The records ->
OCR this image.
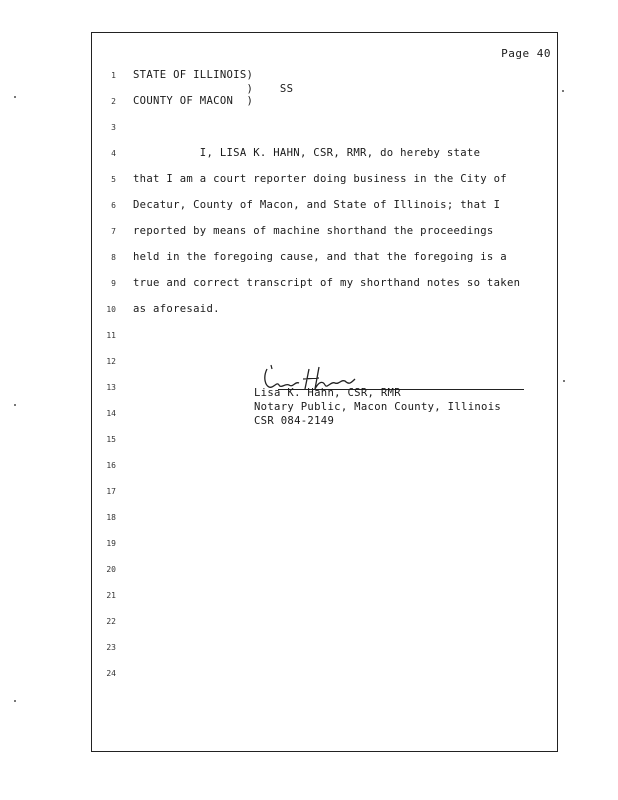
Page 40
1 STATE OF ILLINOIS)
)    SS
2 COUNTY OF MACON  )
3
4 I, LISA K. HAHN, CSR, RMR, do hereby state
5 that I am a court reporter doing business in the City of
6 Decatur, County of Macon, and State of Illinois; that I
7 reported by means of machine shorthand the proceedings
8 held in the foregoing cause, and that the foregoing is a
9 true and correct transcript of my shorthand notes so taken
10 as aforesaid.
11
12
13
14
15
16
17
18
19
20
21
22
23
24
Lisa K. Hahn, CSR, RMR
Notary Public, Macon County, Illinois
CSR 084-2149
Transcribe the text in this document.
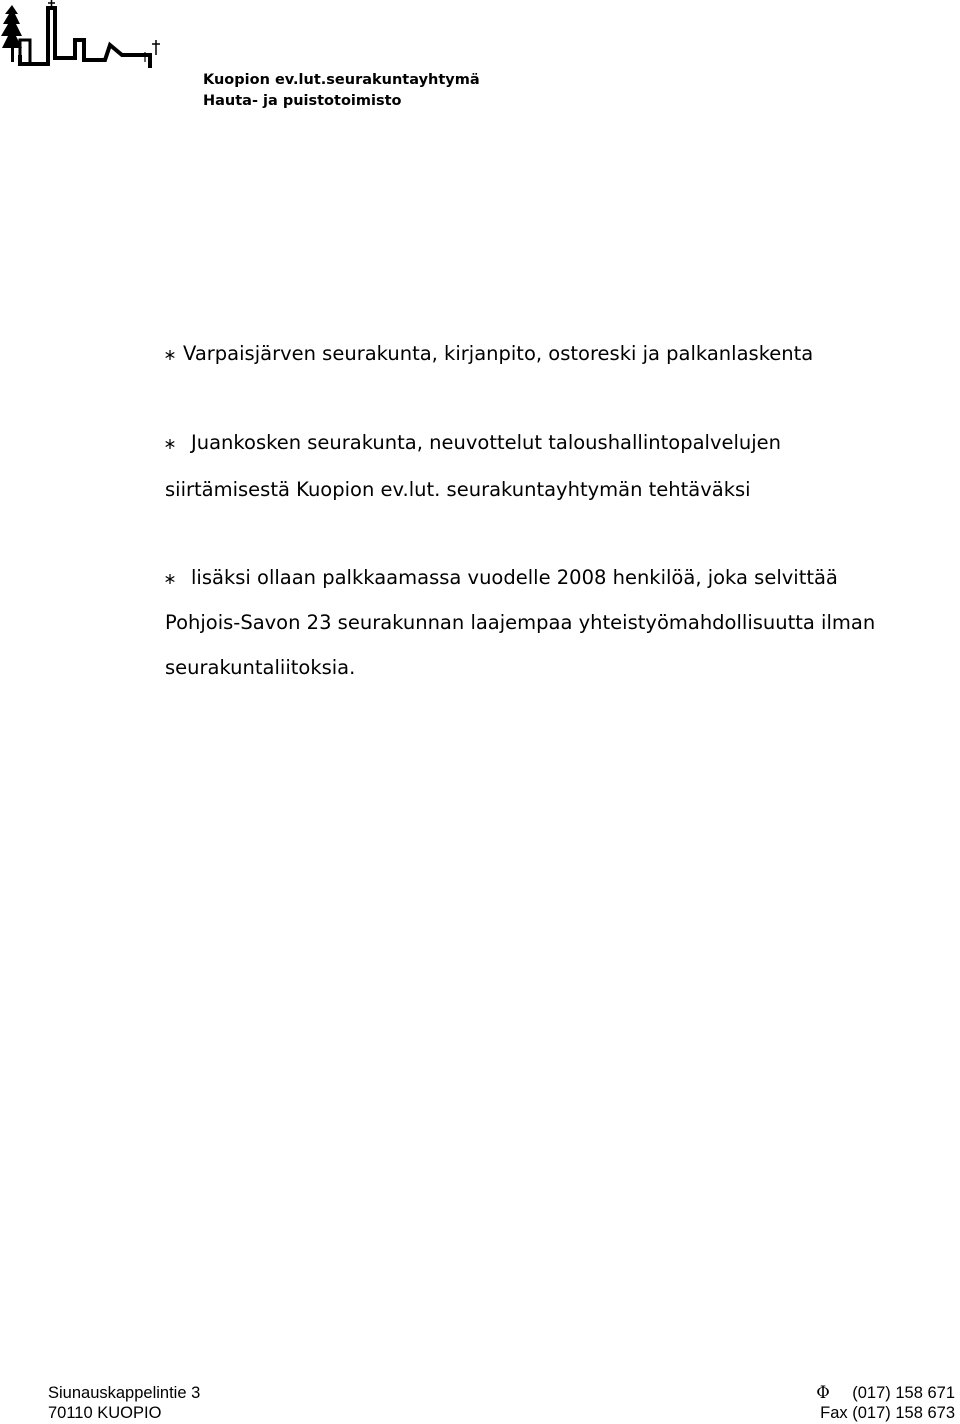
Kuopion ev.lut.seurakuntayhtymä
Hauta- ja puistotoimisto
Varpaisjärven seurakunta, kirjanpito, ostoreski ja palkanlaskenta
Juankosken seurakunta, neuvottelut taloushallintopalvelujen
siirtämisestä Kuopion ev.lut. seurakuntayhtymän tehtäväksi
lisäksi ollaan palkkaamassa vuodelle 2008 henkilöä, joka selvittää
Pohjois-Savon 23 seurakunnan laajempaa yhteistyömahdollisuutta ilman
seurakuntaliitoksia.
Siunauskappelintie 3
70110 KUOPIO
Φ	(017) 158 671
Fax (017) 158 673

...

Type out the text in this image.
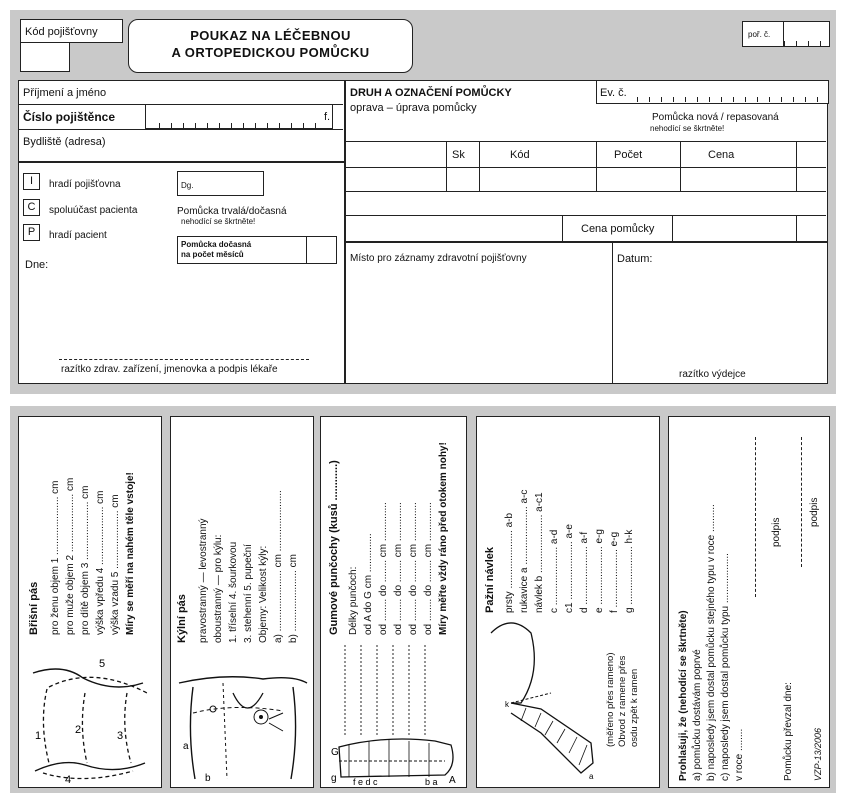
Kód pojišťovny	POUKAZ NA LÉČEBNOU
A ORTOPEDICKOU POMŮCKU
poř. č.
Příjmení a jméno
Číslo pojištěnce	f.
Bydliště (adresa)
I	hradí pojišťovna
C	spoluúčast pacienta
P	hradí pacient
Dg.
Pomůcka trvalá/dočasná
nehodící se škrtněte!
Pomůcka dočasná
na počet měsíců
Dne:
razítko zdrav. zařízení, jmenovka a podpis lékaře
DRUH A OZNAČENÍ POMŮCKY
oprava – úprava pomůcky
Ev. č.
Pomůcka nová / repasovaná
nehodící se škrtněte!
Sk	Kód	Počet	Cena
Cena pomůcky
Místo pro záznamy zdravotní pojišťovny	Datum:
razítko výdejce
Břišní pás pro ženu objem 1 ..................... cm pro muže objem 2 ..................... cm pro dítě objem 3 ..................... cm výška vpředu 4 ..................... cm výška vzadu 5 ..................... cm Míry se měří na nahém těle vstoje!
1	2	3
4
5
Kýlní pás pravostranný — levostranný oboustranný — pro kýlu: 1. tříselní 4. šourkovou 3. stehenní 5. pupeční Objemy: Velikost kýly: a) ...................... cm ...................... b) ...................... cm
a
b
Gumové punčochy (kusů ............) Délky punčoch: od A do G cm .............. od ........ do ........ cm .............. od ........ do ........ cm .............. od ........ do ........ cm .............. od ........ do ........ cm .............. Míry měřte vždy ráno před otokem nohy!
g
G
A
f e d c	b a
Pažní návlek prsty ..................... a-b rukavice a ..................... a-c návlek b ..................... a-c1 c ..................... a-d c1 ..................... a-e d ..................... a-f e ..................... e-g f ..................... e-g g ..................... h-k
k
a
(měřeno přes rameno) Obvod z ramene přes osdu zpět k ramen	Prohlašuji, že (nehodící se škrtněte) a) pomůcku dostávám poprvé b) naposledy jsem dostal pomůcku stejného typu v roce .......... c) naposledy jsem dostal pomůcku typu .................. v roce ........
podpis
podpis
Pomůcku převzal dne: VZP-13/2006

* * *

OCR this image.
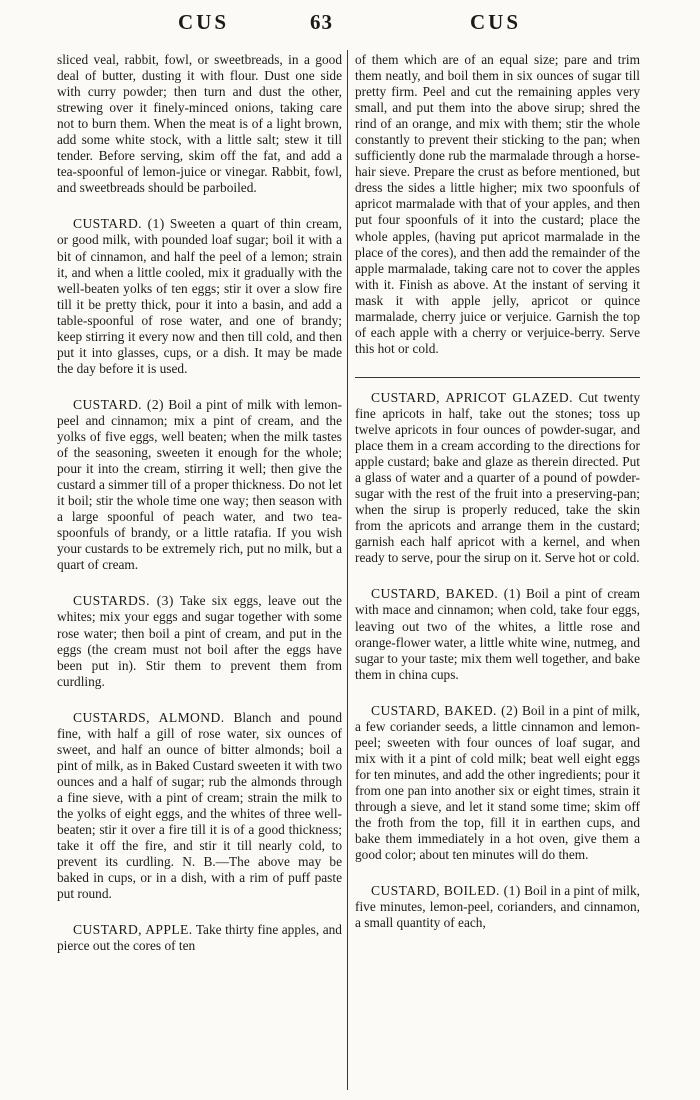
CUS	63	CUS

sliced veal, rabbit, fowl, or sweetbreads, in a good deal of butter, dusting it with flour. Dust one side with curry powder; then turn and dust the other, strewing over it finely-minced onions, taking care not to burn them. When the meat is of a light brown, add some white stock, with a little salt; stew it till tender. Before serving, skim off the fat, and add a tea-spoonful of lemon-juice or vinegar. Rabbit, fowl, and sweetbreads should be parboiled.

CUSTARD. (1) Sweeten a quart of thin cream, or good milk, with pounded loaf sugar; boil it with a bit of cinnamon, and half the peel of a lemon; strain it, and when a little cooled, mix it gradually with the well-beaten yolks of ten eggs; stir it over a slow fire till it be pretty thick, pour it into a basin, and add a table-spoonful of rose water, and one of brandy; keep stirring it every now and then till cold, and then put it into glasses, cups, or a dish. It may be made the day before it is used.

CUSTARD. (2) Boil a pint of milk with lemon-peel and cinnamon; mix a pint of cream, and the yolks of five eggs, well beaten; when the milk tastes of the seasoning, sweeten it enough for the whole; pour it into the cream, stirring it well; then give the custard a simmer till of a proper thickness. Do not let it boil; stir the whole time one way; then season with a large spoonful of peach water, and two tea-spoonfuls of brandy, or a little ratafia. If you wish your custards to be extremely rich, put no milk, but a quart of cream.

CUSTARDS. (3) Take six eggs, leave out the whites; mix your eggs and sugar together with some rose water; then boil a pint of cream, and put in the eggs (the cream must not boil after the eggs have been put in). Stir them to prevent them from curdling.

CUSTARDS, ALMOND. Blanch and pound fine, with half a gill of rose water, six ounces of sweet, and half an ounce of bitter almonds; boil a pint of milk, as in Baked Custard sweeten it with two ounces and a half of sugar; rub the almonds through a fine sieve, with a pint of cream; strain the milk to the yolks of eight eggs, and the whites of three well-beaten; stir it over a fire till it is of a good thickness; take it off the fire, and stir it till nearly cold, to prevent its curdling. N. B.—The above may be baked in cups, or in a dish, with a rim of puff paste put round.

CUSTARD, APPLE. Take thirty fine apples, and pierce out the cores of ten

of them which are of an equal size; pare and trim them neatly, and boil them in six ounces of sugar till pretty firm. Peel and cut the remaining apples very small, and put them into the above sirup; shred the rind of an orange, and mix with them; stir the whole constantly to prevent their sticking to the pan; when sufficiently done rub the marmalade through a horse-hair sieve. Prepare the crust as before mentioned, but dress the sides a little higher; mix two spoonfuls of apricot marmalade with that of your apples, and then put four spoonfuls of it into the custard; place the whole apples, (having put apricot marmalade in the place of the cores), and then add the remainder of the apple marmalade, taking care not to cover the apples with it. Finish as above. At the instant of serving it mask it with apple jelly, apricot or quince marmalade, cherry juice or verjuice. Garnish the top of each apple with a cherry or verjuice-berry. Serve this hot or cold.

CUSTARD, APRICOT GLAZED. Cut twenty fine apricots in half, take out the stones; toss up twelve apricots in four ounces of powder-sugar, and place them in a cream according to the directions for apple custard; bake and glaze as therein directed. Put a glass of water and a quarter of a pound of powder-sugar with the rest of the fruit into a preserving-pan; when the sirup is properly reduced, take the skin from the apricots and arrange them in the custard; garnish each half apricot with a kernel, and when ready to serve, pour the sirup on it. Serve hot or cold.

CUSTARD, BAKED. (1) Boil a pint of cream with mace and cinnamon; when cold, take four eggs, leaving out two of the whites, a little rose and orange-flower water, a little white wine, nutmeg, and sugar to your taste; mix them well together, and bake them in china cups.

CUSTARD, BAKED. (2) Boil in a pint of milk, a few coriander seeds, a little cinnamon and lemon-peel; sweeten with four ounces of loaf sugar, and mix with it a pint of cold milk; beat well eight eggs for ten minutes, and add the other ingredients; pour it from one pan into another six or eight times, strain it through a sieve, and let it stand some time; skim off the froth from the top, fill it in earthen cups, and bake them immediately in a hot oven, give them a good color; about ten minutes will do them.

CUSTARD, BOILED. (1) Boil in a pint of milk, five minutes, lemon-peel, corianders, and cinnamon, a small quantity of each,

Work required ->
Go through the entries and return each line where the word "razítko" appears.

Exercise response ->
razítko zdrav. zařízení, jmenovka a podpis lékaře
razítko výdejce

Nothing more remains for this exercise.